Collected data:
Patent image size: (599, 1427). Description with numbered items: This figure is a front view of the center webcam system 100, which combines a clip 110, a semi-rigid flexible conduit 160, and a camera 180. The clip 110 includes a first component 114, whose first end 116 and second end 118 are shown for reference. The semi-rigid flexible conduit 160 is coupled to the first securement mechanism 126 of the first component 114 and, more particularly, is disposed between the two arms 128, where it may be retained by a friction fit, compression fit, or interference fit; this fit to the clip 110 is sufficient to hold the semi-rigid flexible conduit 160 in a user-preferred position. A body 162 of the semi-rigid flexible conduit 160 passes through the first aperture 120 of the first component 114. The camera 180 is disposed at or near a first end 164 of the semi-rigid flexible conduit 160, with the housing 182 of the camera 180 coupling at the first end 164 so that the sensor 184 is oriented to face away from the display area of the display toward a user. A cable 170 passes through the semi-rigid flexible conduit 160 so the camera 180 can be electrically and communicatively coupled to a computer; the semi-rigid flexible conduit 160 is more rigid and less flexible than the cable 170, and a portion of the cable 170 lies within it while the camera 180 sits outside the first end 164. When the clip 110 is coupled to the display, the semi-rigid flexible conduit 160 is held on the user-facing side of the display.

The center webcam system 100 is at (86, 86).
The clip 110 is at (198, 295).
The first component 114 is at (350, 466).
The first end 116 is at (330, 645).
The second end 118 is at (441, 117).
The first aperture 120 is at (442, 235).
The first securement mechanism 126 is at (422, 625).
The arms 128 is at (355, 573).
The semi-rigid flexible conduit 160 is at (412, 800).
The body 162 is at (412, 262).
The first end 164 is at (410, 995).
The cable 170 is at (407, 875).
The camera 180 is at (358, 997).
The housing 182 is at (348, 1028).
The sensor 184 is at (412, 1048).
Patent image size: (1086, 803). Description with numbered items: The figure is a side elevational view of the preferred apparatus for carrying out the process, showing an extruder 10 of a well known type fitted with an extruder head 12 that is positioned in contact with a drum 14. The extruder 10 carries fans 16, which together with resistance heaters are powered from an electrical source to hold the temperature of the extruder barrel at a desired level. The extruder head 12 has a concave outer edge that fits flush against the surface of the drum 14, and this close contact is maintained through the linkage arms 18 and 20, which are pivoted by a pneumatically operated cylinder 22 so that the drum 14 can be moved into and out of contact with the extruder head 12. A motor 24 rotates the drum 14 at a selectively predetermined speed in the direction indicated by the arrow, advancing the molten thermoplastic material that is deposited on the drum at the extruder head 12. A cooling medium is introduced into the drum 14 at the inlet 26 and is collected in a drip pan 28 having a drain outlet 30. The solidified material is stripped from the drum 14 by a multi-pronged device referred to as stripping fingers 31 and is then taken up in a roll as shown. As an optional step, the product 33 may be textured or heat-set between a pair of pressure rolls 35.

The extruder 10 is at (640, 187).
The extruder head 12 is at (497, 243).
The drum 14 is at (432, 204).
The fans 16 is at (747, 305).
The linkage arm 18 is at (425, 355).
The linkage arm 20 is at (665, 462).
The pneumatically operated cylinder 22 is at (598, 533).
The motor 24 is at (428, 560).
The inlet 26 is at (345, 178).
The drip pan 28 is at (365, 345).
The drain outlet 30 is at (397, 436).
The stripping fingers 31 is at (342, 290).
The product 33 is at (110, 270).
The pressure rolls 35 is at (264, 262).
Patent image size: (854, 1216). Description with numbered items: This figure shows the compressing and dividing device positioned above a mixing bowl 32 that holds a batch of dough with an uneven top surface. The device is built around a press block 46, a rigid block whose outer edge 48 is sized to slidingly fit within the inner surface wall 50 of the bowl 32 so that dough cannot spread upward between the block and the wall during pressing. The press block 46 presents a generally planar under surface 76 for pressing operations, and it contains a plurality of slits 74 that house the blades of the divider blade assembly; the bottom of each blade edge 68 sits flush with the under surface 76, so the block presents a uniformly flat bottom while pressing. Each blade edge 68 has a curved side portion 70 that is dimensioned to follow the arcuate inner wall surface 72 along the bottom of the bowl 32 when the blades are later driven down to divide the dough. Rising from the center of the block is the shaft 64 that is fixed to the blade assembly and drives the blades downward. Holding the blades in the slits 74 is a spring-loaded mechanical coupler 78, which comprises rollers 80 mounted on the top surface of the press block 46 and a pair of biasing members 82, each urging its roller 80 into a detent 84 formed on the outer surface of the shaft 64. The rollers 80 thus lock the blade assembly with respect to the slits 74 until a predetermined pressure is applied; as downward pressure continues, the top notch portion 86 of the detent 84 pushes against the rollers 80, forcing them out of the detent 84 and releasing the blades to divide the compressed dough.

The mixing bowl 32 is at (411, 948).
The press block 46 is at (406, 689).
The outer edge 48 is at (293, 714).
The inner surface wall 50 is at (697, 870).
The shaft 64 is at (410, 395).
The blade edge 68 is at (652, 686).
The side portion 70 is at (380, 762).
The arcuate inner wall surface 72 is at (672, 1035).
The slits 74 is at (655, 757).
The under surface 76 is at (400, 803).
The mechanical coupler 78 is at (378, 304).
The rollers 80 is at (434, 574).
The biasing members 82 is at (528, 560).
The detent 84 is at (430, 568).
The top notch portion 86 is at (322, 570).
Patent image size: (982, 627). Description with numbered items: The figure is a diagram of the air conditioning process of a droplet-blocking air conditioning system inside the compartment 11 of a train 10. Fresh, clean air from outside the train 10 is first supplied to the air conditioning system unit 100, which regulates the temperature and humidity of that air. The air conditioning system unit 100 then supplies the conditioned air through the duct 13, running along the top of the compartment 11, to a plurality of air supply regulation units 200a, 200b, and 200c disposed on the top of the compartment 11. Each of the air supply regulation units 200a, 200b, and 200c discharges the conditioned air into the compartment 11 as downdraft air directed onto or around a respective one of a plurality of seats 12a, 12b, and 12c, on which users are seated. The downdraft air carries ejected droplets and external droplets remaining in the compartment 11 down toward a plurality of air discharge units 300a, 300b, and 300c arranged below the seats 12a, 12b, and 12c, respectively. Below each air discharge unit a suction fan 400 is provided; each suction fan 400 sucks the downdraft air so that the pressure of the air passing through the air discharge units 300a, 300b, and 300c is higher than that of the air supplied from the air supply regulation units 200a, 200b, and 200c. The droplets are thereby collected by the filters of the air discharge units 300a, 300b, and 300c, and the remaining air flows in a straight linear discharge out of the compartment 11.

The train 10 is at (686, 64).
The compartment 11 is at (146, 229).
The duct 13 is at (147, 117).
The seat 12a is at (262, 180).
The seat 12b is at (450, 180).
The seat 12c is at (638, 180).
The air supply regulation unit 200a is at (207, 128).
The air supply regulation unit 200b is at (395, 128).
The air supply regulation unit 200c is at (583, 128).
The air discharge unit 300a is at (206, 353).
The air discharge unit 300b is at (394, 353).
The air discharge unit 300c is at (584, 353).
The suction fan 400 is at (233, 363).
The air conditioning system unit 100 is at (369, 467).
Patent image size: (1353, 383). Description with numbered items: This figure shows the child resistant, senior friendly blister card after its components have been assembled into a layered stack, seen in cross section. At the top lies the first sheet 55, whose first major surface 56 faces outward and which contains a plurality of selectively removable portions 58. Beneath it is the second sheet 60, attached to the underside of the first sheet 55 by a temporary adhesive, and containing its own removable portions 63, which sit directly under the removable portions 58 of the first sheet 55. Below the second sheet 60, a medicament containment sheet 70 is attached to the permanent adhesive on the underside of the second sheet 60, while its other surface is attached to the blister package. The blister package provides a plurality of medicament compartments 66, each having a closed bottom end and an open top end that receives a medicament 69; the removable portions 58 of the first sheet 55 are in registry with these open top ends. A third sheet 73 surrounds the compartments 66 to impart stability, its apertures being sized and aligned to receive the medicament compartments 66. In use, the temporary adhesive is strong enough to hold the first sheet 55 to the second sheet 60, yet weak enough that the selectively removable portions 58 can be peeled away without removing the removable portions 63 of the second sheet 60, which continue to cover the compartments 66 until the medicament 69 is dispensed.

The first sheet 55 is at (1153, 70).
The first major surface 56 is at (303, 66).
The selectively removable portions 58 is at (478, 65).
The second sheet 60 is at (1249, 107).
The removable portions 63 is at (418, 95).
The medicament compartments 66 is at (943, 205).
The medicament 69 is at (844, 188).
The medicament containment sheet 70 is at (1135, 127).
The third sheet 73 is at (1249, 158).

**Task to carry out**
Starting at the line that contains "Patent image size: (1353, 383)." and ending with the last line of the data, recast those lines as a JSON list of strings, one string per line, with blank lines omitted.

**Task output**
[
  "Patent image size: (1353, 383). Description with numbered items: This figure shows the child resistant, senior friendly blister card after its components have been assembled into a layered stack, seen in cross section. At the top lies the first sheet 55, whose first major surface 56 faces outward and which contains a plurality of selectively removable portions 58. Beneath it is the second sheet 60, attached to the underside of the first sheet 55 by a temporary adhesive, and containing its own removable portions 63, which sit directly under the removable portions 58 of the first sheet 55. Below the second sheet 60, a medicament containment sheet 70 is attached to the permanent adhesive on the underside of the second sheet 60, while its other surface is attached to the blister package. The blister package provides a plurality of medicament compartments 66, each having a closed bottom end and an open top end that receives a medicament 69; the removable portions 58 of the first sheet 55 are in registry with these open top ends. A third sheet 73 surrounds the compartments 66 to impart stability, its apertures being sized and aligned to receive the medicament compartments 66. In use, the temporary adhesive is strong enough to hold the first sheet 55 to the second sheet 60, yet weak enough that the selectively removable portions 58 can be peeled away without removing the removable portions 63 of the second sheet 60, which continue to cover the compartments 66 until the medicament 69 is dispensed.",
  "The first sheet 55 is at (1153, 70).",
  "The first major surface 56 is at (303, 66).",
  "The selectively removable portions 58 is at (478, 65).",
  "The second sheet 60 is at (1249, 107).",
  "The removable portions 63 is at (418, 95).",
  "The medicament compartments 66 is at (943, 205).",
  "The medicament 69 is at (844, 188).",
  "The medicament containment sheet 70 is at (1135, 127).",
  "The third sheet 73 is at (1249, 158)."
]